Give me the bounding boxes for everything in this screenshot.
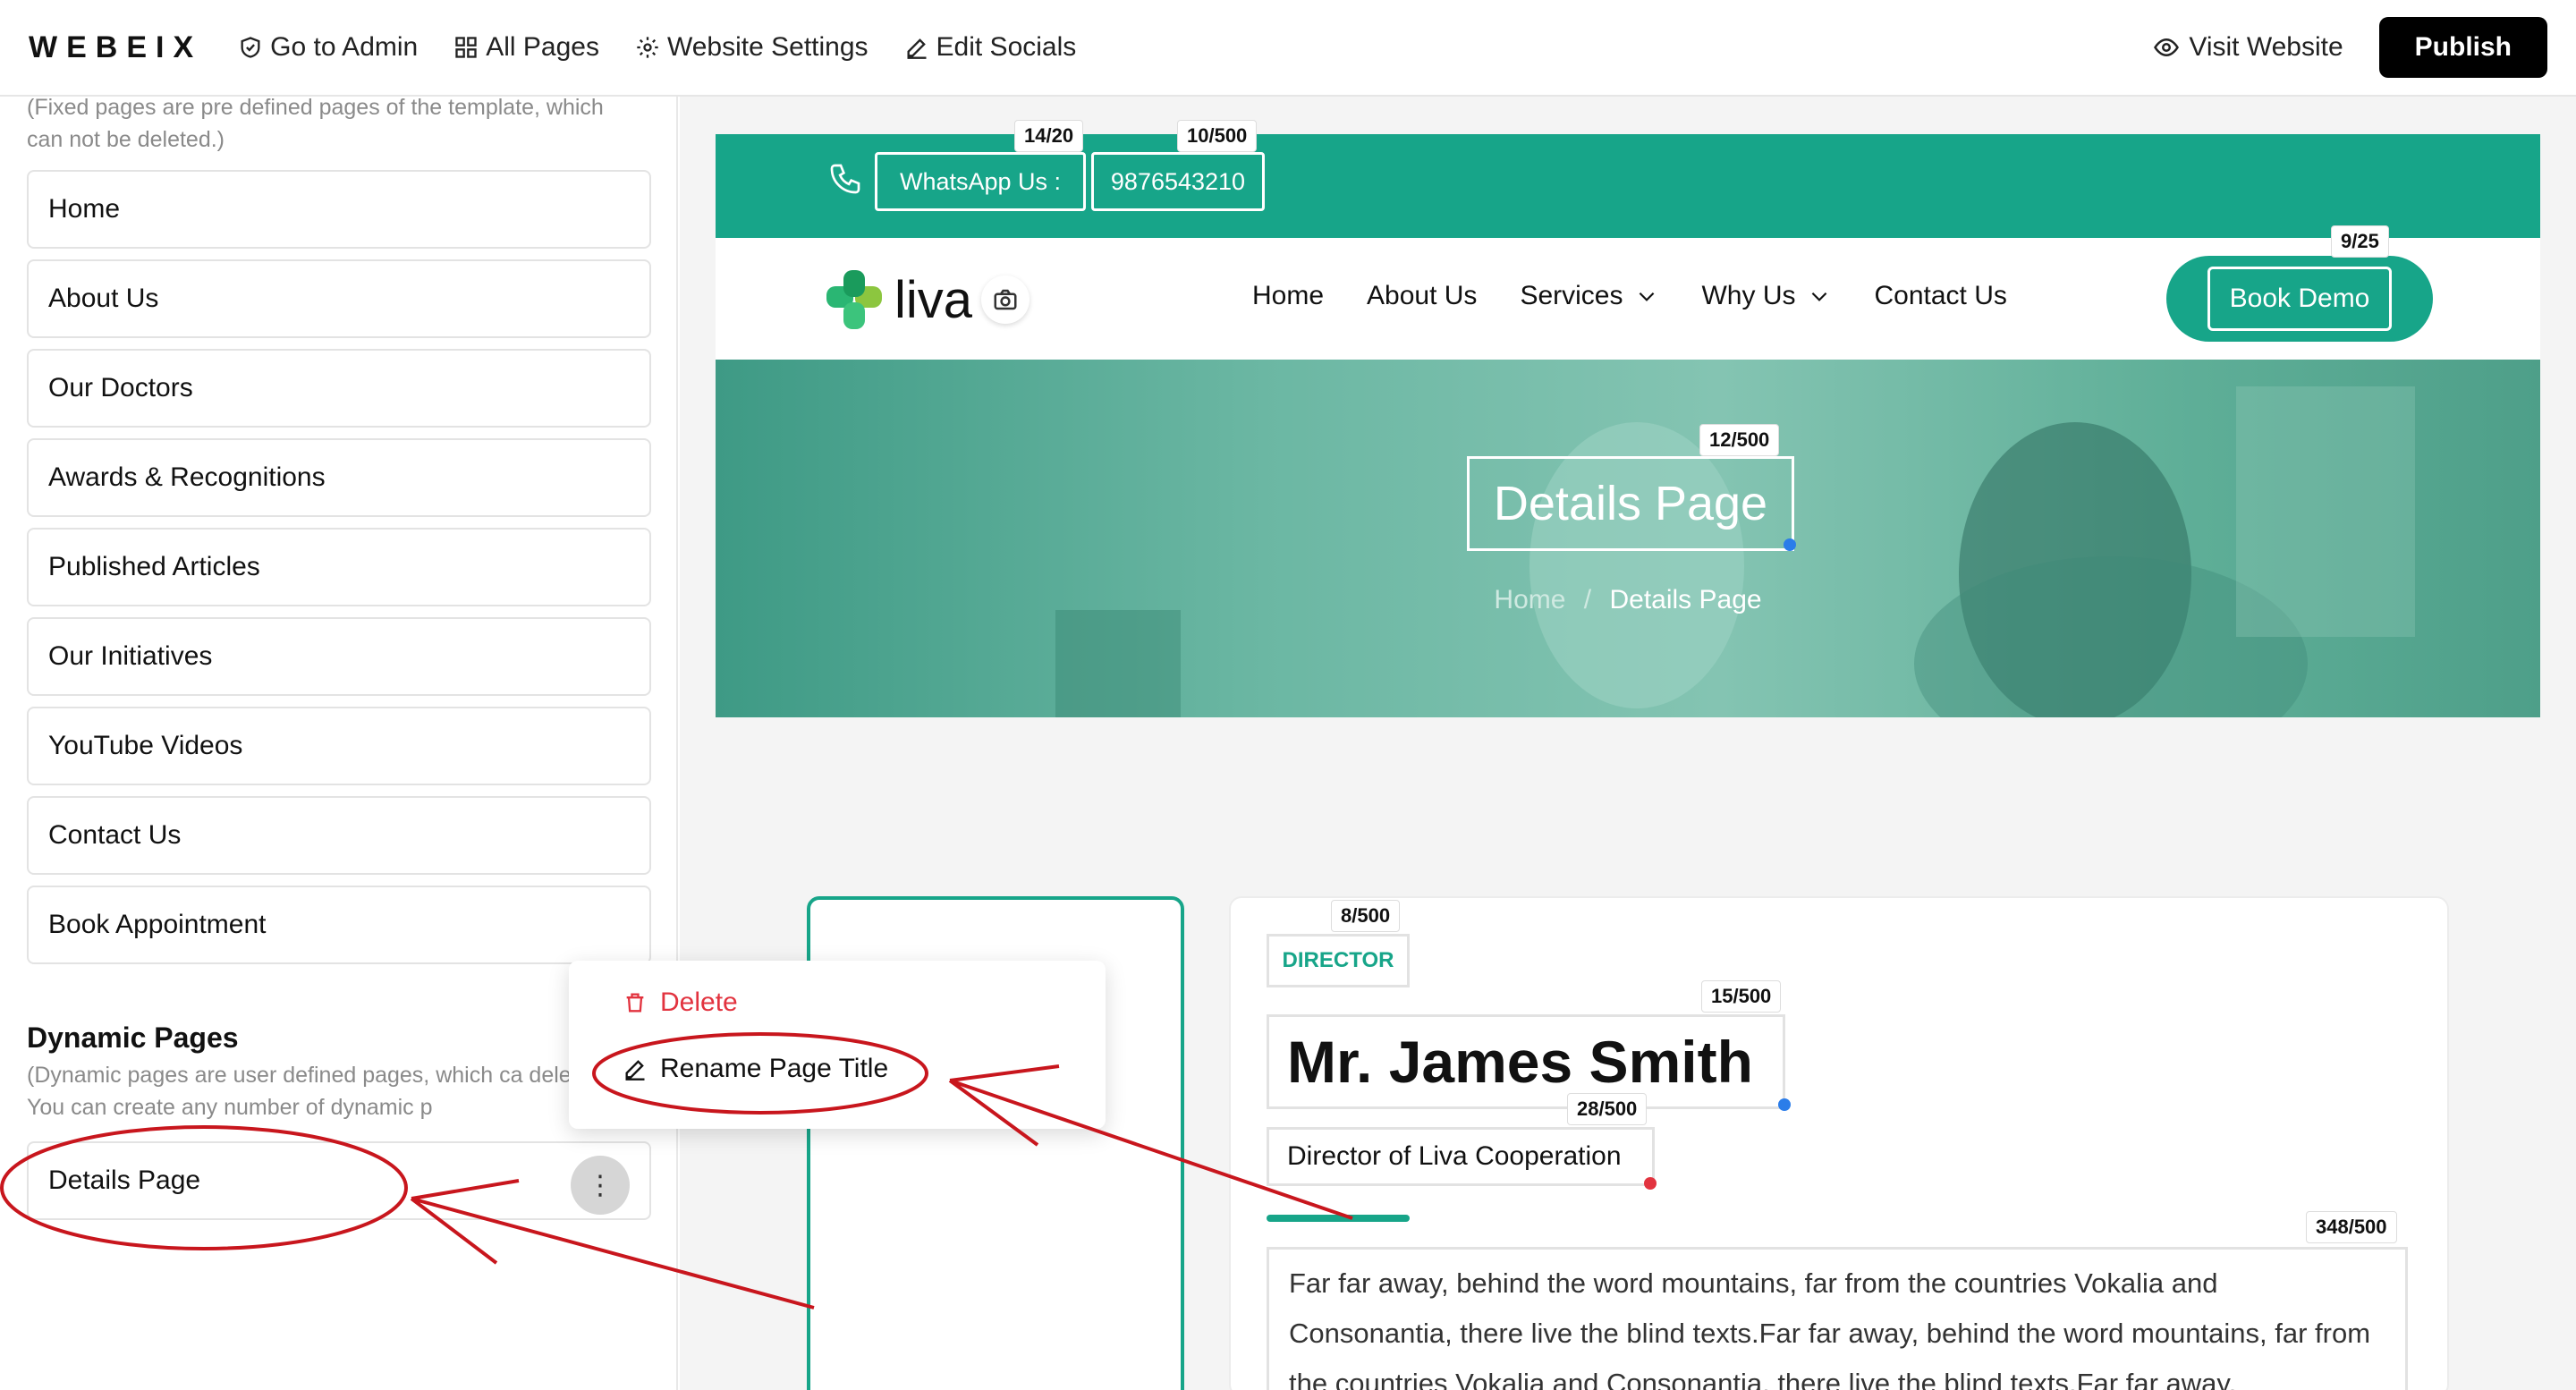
- profile-tag-field[interactable]: DIRECTOR: [1267, 934, 1410, 987]
- resize-handle[interactable]: [1644, 1177, 1657, 1190]
- hero-title-char-counter: 12/500: [1699, 424, 1780, 456]
- change-logo-button[interactable]: [981, 275, 1030, 324]
- menu-why-us[interactable]: Why Us: [1701, 281, 1831, 311]
- gear-icon: [637, 37, 658, 58]
- book-demo-char-counter: 9/25: [2331, 225, 2389, 258]
- rename-page-title-menu-item[interactable]: Rename Page Title: [623, 1054, 888, 1084]
- breadcrumb: Home / Details Page: [716, 585, 2540, 615]
- brand-logo[interactable]: liva: [823, 268, 1030, 331]
- menu-services[interactable]: Services: [1520, 281, 1658, 311]
- hero-title-field[interactable]: Details Page: [1467, 456, 1794, 551]
- visit-website-link[interactable]: Visit Website: [2153, 32, 2343, 63]
- go-to-admin-label: Go to Admin: [270, 32, 419, 62]
- tag-char-counter: 8/500: [1331, 900, 1401, 932]
- delete-menu-item[interactable]: Delete: [623, 987, 738, 1018]
- menu-about-us[interactable]: About Us: [1367, 281, 1477, 311]
- phone-icon: [830, 164, 860, 194]
- eye-icon: [2154, 38, 2180, 57]
- breadcrumb-current: Details Page: [1609, 585, 1762, 614]
- profile-name-field[interactable]: Mr. James Smith: [1267, 1014, 1785, 1109]
- menu-services-label: Services: [1520, 281, 1623, 310]
- page-item-label: Home: [48, 194, 121, 224]
- menu-why-us-label: Why Us: [1701, 281, 1796, 310]
- profile-bio-field[interactable]: Far far away, behind the word mountains,…: [1267, 1247, 2408, 1390]
- top-bar: WEBEIX Go to Admin All Pages Website Set…: [0, 0, 2576, 97]
- page-item-label: About Us: [48, 284, 159, 313]
- visit-website-label: Visit Website: [2189, 32, 2343, 62]
- top-nav: Go to Admin All Pages Website Settings E…: [238, 32, 1076, 63]
- page-item-our-initiatives[interactable]: Our Initiatives: [27, 617, 651, 696]
- page-item-about-us[interactable]: About Us: [27, 259, 651, 338]
- page-item-label: Awards & Recognitions: [48, 462, 326, 492]
- page-item-youtube-videos[interactable]: YouTube Videos: [27, 707, 651, 785]
- page-item-label: Contact Us: [48, 820, 182, 850]
- preview-menu: Home About Us Services Why Us Contact Us: [1252, 281, 2007, 311]
- edit-socials-link[interactable]: Edit Socials: [904, 32, 1077, 63]
- resize-handle[interactable]: [1778, 1098, 1791, 1111]
- name-char-counter: 15/500: [1701, 980, 1782, 1013]
- book-demo-button[interactable]: Book Demo: [2207, 267, 2393, 331]
- breadcrumb-separator: /: [1583, 585, 1592, 614]
- chevron-down-icon: [1640, 292, 1655, 301]
- page-item-label: Published Articles: [48, 552, 260, 581]
- phone-number-field[interactable]: 9876543210: [1091, 152, 1265, 211]
- page-item-published-articles[interactable]: Published Articles: [27, 528, 651, 606]
- page-item-our-doctors[interactable]: Our Doctors: [27, 349, 651, 428]
- all-pages-link[interactable]: All Pages: [453, 32, 599, 63]
- kebab-icon: ⋮: [587, 1170, 614, 1200]
- pencil-icon: [907, 38, 927, 59]
- camera-icon: [994, 289, 1017, 310]
- top-right-actions: Visit Website Publish: [2153, 17, 2547, 78]
- go-to-admin-link[interactable]: Go to Admin: [238, 32, 418, 63]
- brand-name: liva: [894, 270, 973, 329]
- chevron-down-icon: [1812, 292, 1827, 301]
- page-item-label: Details Page: [48, 1165, 201, 1195]
- delete-label: Delete: [660, 987, 738, 1017]
- logo-text: WEBEIX: [29, 30, 203, 64]
- page-options-button[interactable]: ⋮: [571, 1156, 630, 1215]
- accent-divider: [1267, 1215, 1410, 1222]
- page-options-menu: Delete Rename Page Title: [569, 961, 1106, 1129]
- edit-socials-label: Edit Socials: [936, 32, 1077, 62]
- pages-sidebar: (Fixed pages are pre defined pages of th…: [0, 97, 678, 1390]
- role-char-counter: 28/500: [1567, 1093, 1648, 1125]
- page-item-label: Our Initiatives: [48, 641, 213, 671]
- menu-home[interactable]: Home: [1252, 281, 1324, 311]
- dynamic-pages-note: (Dynamic pages are user defined pages, w…: [27, 1063, 609, 1120]
- rename-label: Rename Page Title: [660, 1054, 889, 1083]
- hero-banner: Details Page Home / Details Page: [716, 360, 2540, 717]
- whatsapp-char-counter: 14/20: [1014, 120, 1084, 152]
- preview-navbar: liva Home About Us Services Why Us Conta…: [716, 238, 2540, 360]
- page-item-label: Book Appointment: [48, 910, 267, 939]
- website-settings-label: Website Settings: [666, 32, 869, 62]
- phone-char-counter: 10/500: [1177, 120, 1258, 152]
- page-item-label: Our Doctors: [48, 373, 193, 403]
- page-item-contact-us[interactable]: Contact Us: [27, 796, 651, 875]
- page-item-awards[interactable]: Awards & Recognitions: [27, 438, 651, 517]
- website-settings-link[interactable]: Website Settings: [635, 32, 869, 63]
- grid-icon: [455, 37, 477, 58]
- dynamic-pages-title: Dynamic Pages: [27, 1021, 239, 1054]
- webeix-logo[interactable]: WEBEIX: [29, 30, 202, 65]
- trash-icon: [626, 993, 644, 1013]
- page-item-book-appointment[interactable]: Book Appointment: [27, 886, 651, 964]
- menu-contact-us[interactable]: Contact Us: [1874, 281, 2006, 311]
- bio-char-counter: 348/500: [2306, 1211, 2397, 1243]
- page-item-home[interactable]: Home: [27, 170, 651, 249]
- clover-logo-icon: [826, 270, 882, 329]
- breadcrumb-home[interactable]: Home: [1494, 585, 1565, 614]
- profile-role-field[interactable]: Director of Liva Cooperation: [1267, 1127, 1655, 1186]
- book-demo-pill: Book Demo: [2166, 256, 2433, 342]
- resize-handle[interactable]: [1784, 538, 1796, 551]
- whatsapp-label-field[interactable]: WhatsApp Us :: [875, 152, 1086, 211]
- publish-button[interactable]: Publish: [2378, 17, 2547, 78]
- shield-check-icon: [241, 37, 260, 58]
- page-item-details-page[interactable]: Details Page ⋮: [27, 1141, 651, 1220]
- page-item-label: YouTube Videos: [48, 731, 243, 760]
- page-preview: WhatsApp Us : 14/20 9876543210 10/500 li…: [680, 97, 2576, 1390]
- fixed-pages-note: (Fixed pages are pre defined pages of th…: [27, 97, 604, 152]
- all-pages-label: All Pages: [486, 32, 599, 62]
- pencil-icon: [625, 1060, 645, 1081]
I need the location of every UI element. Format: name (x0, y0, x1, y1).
※ ※ ※
Goal: Copy out the rows from the line that contains "934, 1410, 987]" through the line that contains "- gear-icon: [637, 37, 658, 58]", keeping each one unchanged.

Solution for this task:
- profile-tag-field[interactable]: DIRECTOR: [1267, 934, 1410, 987]
- resize-handle[interactable]: [1644, 1177, 1657, 1190]
- hero-title-char-counter: 12/500: [1699, 424, 1780, 456]
- change-logo-button[interactable]: [981, 275, 1030, 324]
- menu-why-us[interactable]: Why Us: [1701, 281, 1831, 311]
- gear-icon: [637, 37, 658, 58]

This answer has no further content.